***** Record set *****
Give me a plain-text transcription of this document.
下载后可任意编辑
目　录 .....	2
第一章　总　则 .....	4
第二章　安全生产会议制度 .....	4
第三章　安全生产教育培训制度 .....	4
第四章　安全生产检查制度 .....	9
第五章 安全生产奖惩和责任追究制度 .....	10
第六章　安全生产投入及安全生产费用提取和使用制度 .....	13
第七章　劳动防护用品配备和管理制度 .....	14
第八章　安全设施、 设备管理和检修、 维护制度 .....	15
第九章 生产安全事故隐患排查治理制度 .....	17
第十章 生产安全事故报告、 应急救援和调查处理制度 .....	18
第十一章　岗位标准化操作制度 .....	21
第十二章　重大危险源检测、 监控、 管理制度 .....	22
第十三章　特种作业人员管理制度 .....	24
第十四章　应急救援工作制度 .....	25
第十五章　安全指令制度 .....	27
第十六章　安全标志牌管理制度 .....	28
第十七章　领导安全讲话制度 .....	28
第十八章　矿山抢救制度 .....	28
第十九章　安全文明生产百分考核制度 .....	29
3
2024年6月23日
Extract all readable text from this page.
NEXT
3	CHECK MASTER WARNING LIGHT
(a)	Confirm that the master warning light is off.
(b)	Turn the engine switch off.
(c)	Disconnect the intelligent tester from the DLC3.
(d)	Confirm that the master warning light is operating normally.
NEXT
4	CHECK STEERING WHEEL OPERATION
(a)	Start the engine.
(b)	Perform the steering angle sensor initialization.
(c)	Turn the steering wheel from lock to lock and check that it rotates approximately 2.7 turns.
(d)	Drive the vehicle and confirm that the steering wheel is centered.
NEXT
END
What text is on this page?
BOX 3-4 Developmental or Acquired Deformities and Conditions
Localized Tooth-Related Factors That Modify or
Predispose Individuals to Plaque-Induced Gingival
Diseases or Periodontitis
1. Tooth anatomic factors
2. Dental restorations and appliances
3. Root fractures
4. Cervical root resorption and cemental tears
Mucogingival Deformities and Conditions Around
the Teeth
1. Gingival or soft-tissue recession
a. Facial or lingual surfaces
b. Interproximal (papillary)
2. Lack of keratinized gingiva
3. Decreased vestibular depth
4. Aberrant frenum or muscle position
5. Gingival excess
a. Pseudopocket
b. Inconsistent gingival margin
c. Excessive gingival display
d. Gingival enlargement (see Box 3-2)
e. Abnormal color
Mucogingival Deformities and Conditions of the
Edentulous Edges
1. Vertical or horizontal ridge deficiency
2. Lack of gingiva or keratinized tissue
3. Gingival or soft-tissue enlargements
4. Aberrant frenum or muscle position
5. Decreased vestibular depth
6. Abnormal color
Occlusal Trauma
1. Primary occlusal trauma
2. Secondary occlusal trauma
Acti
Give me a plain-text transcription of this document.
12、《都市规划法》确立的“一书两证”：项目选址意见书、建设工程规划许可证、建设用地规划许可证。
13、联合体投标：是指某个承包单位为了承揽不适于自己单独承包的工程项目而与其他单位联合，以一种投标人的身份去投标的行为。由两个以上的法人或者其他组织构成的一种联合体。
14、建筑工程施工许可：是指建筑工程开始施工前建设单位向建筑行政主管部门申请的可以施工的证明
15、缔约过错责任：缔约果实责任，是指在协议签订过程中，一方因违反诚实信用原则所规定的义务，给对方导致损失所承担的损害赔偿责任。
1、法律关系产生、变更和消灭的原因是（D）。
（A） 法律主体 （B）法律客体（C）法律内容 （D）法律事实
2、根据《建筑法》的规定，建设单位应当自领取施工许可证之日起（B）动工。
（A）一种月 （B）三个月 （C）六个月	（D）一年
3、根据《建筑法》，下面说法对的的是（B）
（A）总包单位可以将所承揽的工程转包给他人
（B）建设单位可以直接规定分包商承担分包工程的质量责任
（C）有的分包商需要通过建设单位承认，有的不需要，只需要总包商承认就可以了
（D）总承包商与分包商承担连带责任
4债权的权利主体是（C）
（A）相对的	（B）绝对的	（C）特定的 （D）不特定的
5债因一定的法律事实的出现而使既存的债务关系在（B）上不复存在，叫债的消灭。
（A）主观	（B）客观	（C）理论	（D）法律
*****
The task:
From the line that contains "What text is on this page?" to the last line of the material above, repeat every line exactly, keeping both the first and the last.

Written solution:
What text is on this page?
BOX 3-4 Developmental or Acquired Deformities and Conditions
Localized Tooth-Related Factors That Modify or
Predispose Individuals to Plaque-Induced Gingival
Diseases or Periodontitis
1. Tooth anatomic factors
2. Dental restorations and appliances
3. Root fractures
4. Cervical root resorption and cemental tears
Mucogingival Deformities and Conditions Around
the Teeth
1. Gingival or soft-tissue recession
a. Facial or lingual surfaces
b. Interproximal (papillary)
2. Lack of keratinized gingiva
3. Decreased vestibular depth
4. Aberrant frenum or muscle position
5. Gingival excess
a. Pseudopocket
b. Inconsistent gingival margin
c. Excessive gingival display
d. Gingival enlargement (see Box 3-2)
e. Abnormal color
Mucogingival Deformities and Conditions of the
Edentulous Edges
1. Vertical or horizontal ridge deficiency
2. Lack of gingiva or keratinized tissue
3. Gingival or soft-tissue enlargements
4. Aberrant frenum or muscle position
5. Decreased vestibular depth
6. Abnormal color
Occlusal Trauma
1. Primary occlusal trauma
2. Secondary occlusal trauma
Acti
Give me a plain-text transcription of this document.
12、《都市规划法》确立的“一书两证”：项目选址意见书、建设工程规划许可证、建设用地规划许可证。
13、联合体投标：是指某个承包单位为了承揽不适于自己单独承包的工程项目而与其他单位联合，以一种投标人的身份去投标的行为。由两个以上的法人或者其他组织构成的一种联合体。
14、建筑工程施工许可：是指建筑工程开始施工前建设单位向建筑行政主管部门申请的可以施工的证明
15、缔约过错责任：缔约果实责任，是指在协议签订过程中，一方因违反诚实信用原则所规定的义务，给对方导致损失所承担的损害赔偿责任。
1、法律关系产生、变更和消灭的原因是（D）。
（A） 法律主体 （B）法律客体（C）法律内容 （D）法律事实
2、根据《建筑法》的规定，建设单位应当自领取施工许可证之日起（B）动工。
（A）一种月 （B）三个月 （C）六个月	（D）一年
3、根据《建筑法》，下面说法对的的是（B）
（A）总包单位可以将所承揽的工程转包给他人
（B）建设单位可以直接规定分包商承担分包工程的质量责任
（C）有的分包商需要通过建设单位承认，有的不需要，只需要总包商承认就可以了
（D）总承包商与分包商承担连带责任
4债权的权利主体是（C）
（A）相对的	（B）绝对的	（C）特定的 （D）不特定的
5债因一定的法律事实的出现而使既存的债务关系在（B）上不复存在，叫债的消灭。
（A）主观	（B）客观	（C）理论	（D）法律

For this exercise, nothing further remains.